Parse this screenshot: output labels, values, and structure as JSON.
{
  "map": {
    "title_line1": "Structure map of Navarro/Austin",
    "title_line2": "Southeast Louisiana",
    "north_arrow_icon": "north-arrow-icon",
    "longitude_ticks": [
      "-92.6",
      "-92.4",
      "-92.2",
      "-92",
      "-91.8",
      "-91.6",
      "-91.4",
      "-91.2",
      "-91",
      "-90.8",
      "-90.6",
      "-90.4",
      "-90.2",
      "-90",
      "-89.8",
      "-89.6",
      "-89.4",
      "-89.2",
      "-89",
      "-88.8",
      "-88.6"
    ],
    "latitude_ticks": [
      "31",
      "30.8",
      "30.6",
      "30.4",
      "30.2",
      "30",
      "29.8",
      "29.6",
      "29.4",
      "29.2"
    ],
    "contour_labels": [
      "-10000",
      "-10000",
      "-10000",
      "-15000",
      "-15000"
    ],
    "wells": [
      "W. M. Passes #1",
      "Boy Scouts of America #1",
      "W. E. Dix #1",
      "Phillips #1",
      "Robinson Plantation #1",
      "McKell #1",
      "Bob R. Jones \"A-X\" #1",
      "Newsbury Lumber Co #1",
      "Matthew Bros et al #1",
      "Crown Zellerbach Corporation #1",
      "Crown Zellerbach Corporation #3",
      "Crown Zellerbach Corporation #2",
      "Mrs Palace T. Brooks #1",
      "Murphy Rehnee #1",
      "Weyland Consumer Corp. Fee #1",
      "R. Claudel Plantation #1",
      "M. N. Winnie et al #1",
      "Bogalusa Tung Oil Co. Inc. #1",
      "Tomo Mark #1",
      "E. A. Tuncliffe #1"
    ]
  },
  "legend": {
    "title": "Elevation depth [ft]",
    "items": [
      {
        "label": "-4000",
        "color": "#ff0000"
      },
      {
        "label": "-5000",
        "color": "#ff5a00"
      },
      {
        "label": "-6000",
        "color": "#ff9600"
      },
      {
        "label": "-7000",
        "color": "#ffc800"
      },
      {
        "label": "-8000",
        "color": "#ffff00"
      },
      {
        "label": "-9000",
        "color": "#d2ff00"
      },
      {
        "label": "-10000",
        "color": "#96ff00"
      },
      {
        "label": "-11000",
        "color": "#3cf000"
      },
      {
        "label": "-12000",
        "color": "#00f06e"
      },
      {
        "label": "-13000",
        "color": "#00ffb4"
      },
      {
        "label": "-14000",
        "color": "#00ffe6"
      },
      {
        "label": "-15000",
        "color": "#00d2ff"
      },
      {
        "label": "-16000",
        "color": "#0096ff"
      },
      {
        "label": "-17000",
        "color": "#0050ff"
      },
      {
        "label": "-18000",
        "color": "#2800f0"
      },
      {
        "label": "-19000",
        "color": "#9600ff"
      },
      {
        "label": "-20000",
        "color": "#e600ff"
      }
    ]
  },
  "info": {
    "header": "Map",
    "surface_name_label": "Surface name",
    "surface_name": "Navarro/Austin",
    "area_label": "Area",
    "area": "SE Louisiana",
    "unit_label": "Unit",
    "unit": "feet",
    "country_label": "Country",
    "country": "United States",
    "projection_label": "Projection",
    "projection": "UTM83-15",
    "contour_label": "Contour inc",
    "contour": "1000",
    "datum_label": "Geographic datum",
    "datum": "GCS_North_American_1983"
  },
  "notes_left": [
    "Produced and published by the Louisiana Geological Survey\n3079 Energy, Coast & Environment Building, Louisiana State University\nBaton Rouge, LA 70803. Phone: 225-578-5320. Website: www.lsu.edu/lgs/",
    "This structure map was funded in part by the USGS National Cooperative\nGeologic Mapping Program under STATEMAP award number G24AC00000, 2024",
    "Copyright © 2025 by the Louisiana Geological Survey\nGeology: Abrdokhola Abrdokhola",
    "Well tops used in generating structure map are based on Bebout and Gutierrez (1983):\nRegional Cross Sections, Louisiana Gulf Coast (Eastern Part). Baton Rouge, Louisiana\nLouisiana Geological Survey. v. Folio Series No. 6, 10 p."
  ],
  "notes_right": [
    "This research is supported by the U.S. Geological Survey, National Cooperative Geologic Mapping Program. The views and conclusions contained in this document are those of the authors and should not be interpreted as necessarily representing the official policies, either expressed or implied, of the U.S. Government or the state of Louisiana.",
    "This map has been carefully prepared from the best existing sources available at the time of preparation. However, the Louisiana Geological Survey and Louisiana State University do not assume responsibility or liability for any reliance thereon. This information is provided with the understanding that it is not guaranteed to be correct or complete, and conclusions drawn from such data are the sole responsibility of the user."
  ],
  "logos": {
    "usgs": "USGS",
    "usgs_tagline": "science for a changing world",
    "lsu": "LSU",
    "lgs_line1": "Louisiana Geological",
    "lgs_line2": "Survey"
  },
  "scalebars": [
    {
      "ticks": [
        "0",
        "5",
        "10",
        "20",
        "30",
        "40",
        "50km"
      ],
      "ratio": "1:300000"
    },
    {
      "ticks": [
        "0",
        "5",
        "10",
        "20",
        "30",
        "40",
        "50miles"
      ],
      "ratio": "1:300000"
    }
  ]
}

★ ★ ★

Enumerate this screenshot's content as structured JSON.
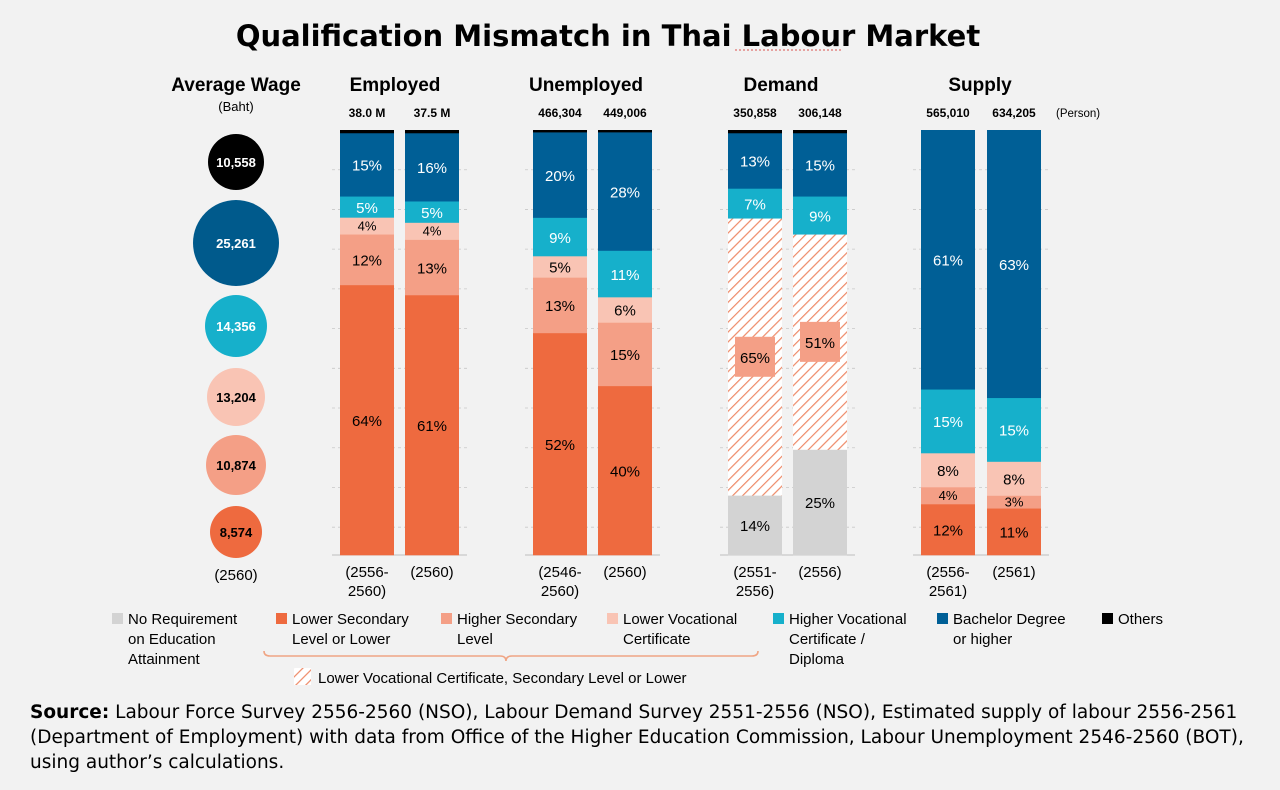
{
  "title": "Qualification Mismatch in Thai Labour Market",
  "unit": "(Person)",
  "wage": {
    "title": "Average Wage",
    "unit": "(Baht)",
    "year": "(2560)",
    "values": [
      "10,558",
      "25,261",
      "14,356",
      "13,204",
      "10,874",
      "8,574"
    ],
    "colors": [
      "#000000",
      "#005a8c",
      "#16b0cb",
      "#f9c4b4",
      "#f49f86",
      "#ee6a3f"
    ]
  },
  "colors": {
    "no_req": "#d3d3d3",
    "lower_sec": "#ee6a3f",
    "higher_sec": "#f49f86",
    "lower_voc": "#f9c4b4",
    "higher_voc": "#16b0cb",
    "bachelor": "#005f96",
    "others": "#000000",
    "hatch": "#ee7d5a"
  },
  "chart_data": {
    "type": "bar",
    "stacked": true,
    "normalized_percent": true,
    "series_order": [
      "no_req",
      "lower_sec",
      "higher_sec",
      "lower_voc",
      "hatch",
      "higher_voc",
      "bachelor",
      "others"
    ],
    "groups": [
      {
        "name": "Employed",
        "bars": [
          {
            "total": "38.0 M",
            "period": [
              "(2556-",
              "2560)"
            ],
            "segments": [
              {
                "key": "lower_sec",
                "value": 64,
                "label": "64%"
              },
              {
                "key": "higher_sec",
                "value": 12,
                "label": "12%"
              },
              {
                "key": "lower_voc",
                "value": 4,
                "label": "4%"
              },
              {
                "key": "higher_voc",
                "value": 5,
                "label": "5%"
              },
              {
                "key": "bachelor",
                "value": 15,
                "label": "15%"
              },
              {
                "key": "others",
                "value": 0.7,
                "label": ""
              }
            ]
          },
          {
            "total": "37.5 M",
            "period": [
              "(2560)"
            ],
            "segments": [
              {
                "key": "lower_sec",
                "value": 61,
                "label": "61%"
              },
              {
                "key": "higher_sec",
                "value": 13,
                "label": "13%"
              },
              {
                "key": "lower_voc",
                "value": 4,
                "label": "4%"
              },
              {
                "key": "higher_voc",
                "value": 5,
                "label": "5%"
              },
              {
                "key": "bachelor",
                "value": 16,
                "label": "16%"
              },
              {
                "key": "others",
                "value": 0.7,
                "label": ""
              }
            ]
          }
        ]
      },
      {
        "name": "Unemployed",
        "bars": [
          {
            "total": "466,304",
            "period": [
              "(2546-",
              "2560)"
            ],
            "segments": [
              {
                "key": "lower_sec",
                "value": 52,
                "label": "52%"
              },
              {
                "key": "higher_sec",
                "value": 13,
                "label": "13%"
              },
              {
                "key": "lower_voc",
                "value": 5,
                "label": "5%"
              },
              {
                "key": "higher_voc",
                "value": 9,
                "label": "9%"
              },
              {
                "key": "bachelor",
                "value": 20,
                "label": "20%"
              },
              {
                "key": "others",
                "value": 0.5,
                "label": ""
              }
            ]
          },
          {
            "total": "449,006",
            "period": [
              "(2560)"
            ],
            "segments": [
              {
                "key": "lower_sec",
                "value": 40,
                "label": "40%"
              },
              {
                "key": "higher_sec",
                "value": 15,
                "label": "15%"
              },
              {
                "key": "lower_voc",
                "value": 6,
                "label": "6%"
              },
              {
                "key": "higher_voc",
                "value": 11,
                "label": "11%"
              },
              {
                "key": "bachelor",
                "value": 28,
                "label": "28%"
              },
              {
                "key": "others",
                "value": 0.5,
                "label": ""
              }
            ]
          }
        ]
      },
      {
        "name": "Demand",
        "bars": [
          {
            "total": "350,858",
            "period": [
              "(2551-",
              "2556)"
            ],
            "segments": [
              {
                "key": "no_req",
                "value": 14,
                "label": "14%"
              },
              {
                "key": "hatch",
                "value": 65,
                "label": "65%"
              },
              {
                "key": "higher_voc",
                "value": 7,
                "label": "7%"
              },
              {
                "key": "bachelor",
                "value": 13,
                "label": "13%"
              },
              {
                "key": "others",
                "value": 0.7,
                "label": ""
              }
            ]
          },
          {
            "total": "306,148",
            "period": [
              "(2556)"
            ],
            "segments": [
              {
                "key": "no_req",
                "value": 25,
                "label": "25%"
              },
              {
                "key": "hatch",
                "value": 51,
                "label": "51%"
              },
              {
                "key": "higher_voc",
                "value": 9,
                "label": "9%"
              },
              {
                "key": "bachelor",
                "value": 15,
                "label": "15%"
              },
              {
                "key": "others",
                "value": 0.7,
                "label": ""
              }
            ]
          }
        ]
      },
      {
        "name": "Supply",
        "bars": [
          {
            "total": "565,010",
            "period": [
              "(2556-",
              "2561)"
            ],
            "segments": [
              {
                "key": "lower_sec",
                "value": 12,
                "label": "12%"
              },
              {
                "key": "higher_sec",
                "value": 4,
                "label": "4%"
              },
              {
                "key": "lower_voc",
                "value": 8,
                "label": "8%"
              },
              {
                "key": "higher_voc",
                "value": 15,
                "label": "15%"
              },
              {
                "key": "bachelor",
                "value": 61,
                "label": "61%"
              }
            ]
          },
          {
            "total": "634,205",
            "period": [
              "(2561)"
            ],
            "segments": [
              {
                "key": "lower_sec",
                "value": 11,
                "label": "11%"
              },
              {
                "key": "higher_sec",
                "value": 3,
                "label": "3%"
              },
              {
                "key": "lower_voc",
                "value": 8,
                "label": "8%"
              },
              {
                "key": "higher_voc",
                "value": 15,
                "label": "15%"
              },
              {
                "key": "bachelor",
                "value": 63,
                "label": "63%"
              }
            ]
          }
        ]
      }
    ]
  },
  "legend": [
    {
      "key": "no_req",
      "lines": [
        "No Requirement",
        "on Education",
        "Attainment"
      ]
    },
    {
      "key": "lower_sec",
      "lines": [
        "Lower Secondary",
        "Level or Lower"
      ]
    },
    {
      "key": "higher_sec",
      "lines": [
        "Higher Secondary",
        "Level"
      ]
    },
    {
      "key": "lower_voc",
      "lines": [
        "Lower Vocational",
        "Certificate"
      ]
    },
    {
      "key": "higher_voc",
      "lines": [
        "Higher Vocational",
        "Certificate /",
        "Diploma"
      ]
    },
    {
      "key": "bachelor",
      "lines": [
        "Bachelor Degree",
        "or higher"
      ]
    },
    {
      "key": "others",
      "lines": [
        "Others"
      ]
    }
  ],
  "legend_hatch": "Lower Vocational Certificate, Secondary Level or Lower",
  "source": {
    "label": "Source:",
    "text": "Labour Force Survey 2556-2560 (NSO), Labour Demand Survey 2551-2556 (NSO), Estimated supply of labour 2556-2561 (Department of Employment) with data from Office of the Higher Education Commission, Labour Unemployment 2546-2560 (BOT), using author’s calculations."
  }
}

★ ★ ★

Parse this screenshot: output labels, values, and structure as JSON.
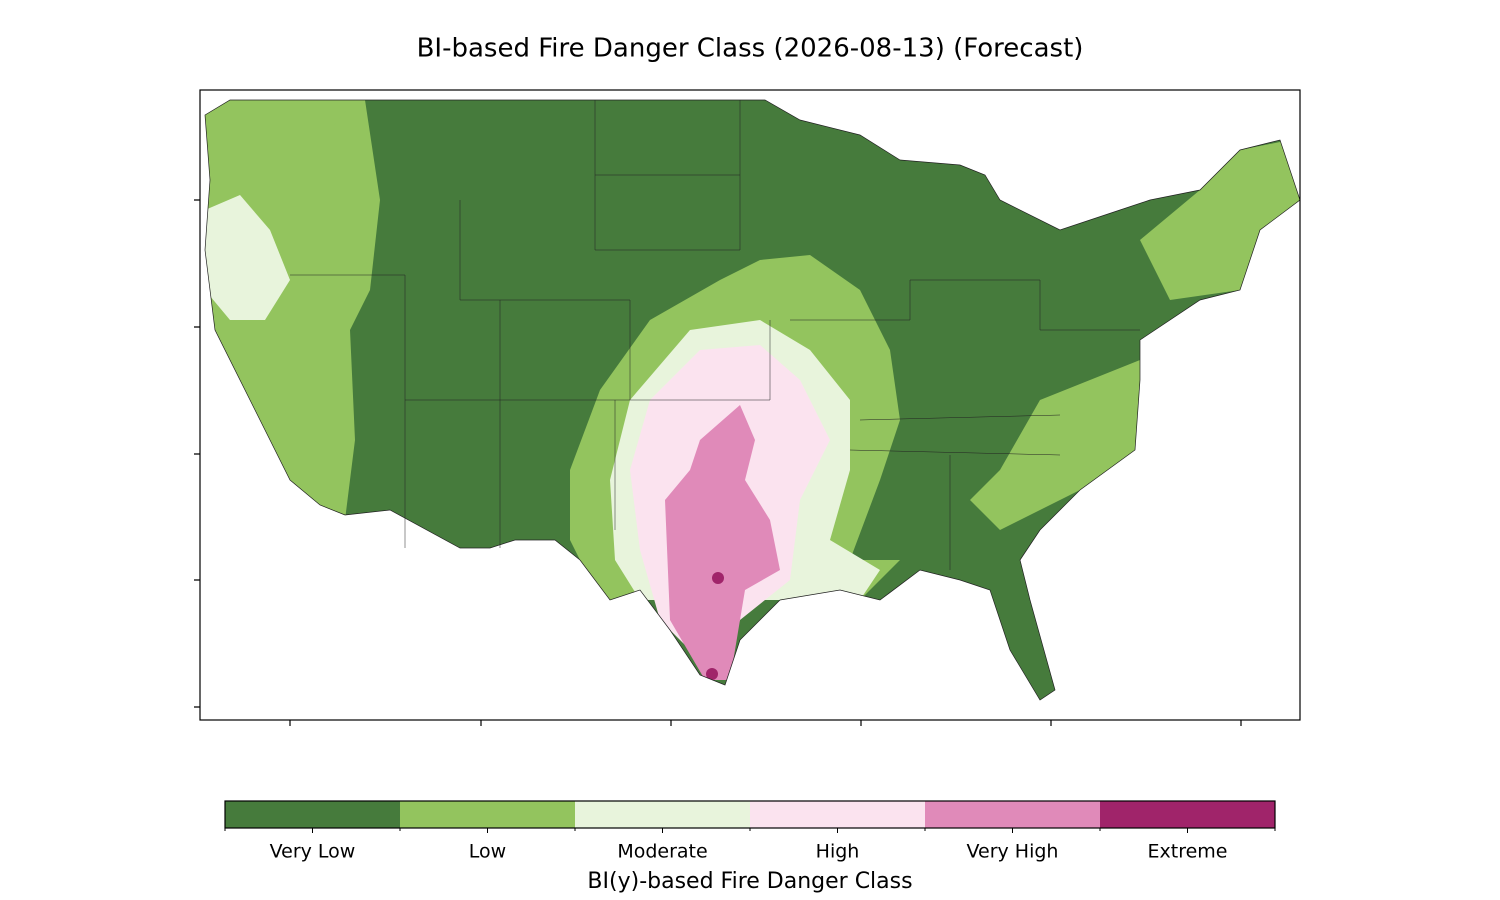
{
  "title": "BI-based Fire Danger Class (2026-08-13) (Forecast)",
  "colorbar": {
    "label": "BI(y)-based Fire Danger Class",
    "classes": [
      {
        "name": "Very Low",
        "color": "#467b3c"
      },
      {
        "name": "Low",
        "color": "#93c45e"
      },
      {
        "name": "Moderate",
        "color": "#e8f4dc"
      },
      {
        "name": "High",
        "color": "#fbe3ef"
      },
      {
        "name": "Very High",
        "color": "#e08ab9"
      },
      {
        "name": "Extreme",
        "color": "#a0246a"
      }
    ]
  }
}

★ ★ ★

§ **WHAT TO WORK ON**: How many lines in these entries contain the string "Demand"? State the number and nothing more.

§ **FINISHED EXERCISE**: 2